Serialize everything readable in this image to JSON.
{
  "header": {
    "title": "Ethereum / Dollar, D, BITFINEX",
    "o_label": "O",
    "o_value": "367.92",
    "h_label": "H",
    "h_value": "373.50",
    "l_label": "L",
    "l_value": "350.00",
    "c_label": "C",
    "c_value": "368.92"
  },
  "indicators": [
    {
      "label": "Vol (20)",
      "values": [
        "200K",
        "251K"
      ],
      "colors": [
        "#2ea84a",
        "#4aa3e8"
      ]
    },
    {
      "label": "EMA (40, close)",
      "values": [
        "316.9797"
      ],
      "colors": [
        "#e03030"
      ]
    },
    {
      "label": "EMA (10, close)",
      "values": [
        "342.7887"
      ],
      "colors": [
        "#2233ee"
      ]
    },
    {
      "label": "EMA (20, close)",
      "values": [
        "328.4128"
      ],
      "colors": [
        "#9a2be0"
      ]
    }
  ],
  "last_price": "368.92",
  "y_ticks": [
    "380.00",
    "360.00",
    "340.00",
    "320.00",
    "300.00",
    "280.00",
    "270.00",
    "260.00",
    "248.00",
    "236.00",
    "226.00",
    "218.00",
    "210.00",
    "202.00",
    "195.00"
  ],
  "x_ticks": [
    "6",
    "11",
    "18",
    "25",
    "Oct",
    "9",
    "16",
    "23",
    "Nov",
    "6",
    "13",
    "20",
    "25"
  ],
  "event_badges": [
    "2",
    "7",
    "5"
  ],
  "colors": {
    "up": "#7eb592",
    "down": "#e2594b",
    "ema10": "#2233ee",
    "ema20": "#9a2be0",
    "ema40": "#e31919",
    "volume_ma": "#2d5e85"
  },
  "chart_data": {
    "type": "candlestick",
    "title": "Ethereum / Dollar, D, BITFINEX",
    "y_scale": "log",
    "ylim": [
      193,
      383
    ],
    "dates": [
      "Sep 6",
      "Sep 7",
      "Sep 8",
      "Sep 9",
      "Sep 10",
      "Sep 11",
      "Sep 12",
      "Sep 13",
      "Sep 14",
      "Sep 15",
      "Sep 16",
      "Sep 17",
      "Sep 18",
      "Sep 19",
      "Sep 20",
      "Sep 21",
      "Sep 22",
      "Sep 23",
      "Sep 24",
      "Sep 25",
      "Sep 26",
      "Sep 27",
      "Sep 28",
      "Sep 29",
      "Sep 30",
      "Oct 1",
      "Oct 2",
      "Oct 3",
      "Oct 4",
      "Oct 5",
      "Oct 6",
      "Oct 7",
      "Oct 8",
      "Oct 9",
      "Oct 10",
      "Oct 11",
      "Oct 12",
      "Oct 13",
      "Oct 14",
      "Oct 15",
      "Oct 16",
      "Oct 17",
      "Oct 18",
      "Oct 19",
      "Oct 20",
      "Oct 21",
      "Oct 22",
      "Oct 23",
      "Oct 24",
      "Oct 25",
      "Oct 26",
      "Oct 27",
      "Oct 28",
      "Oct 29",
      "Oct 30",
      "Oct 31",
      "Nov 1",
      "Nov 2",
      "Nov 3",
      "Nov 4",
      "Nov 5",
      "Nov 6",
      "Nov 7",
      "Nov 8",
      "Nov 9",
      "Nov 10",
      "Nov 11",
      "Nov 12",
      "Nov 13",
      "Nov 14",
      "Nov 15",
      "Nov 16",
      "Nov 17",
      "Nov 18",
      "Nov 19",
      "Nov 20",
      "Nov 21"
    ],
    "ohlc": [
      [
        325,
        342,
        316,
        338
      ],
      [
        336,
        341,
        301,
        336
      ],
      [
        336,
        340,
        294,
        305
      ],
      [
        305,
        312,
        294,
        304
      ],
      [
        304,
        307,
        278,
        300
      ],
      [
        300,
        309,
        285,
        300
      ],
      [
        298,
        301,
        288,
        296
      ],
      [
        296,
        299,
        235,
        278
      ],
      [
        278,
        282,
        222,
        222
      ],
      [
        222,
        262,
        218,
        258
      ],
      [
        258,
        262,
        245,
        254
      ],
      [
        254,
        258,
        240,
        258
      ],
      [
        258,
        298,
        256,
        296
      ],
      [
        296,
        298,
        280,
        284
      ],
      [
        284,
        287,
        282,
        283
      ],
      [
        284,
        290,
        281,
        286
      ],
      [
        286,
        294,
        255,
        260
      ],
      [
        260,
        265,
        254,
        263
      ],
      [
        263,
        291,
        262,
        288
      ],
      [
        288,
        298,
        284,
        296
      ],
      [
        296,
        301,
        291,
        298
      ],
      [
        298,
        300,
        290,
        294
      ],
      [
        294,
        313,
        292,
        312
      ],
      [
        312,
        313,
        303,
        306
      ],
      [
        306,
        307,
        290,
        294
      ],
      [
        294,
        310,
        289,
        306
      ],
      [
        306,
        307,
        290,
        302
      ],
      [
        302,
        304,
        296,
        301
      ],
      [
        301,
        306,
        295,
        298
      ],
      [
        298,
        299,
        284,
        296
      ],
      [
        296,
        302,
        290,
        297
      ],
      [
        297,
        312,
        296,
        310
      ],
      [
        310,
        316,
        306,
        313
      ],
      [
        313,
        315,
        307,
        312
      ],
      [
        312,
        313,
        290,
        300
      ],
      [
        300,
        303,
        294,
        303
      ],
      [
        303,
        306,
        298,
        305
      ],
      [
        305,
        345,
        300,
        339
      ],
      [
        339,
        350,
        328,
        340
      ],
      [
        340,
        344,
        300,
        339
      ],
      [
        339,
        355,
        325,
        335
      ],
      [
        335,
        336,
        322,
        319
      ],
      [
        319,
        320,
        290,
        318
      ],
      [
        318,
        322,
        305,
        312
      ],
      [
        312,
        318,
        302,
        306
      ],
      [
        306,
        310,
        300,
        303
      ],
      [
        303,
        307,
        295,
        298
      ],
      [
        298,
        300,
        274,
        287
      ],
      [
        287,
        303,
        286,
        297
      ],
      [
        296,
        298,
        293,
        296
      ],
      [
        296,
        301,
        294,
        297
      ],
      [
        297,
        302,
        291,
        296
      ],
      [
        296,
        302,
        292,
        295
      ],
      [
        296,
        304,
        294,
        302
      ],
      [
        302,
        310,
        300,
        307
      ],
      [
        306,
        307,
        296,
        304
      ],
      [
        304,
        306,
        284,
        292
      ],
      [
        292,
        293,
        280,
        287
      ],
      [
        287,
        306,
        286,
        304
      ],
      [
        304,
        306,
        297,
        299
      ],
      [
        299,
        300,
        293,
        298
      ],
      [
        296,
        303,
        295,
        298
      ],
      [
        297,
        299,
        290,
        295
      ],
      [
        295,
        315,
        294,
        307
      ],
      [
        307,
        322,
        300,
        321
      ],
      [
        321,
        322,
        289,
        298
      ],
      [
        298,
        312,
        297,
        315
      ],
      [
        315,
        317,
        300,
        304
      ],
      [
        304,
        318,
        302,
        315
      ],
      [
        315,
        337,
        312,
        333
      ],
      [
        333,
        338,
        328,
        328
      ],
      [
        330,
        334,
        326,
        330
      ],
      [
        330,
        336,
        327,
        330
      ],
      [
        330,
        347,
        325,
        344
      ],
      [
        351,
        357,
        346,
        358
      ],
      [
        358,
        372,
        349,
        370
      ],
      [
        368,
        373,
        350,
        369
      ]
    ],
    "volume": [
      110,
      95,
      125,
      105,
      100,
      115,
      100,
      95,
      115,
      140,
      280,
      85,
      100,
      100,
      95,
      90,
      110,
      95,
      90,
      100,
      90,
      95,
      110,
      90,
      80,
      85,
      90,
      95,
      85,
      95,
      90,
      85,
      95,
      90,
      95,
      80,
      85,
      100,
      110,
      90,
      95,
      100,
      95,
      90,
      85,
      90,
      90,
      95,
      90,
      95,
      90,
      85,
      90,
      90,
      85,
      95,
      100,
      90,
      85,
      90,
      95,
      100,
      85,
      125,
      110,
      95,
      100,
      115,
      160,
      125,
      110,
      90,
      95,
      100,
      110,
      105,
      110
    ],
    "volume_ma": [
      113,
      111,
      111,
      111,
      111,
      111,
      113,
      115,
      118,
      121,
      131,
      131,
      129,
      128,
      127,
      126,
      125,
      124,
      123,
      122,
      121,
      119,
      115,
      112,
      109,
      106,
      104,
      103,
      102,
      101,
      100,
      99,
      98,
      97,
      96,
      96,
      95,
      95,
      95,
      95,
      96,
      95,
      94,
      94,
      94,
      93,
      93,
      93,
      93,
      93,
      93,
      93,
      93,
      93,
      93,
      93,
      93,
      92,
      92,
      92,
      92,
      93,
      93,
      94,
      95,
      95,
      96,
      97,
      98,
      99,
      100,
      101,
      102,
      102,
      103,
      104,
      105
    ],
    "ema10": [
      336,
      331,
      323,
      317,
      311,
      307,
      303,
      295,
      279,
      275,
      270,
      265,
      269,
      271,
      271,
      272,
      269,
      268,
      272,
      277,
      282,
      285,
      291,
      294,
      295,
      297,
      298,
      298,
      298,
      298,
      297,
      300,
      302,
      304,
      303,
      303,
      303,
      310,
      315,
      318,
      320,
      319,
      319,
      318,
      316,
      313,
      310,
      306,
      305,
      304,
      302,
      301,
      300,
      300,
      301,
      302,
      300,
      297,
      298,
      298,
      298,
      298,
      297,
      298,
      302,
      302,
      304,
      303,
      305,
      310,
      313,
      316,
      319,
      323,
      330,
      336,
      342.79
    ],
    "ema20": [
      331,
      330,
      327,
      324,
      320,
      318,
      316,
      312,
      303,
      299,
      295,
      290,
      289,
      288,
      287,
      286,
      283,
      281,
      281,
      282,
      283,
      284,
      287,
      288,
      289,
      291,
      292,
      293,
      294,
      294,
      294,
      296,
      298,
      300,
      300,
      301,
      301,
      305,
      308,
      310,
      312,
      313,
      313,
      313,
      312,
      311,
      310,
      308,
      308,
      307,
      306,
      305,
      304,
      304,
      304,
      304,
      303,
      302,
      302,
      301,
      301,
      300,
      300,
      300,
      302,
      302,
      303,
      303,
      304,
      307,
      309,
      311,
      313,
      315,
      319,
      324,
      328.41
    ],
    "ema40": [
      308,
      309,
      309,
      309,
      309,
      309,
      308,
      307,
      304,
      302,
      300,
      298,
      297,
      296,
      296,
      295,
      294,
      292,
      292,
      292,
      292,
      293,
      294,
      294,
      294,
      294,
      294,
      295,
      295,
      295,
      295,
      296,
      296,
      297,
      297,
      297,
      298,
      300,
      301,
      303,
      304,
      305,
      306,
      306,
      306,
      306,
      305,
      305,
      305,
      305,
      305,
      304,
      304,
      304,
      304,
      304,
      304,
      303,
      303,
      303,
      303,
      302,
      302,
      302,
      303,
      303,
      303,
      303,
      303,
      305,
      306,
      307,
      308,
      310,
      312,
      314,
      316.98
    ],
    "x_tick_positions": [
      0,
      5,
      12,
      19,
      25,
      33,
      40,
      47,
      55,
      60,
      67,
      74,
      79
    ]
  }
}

____

Exercise
Report each line in the preceding entries that holds the string "close".

Task answer
      "label": "EMA (40, close)",
      "label": "EMA (10, close)",
      "label": "EMA (20, close)",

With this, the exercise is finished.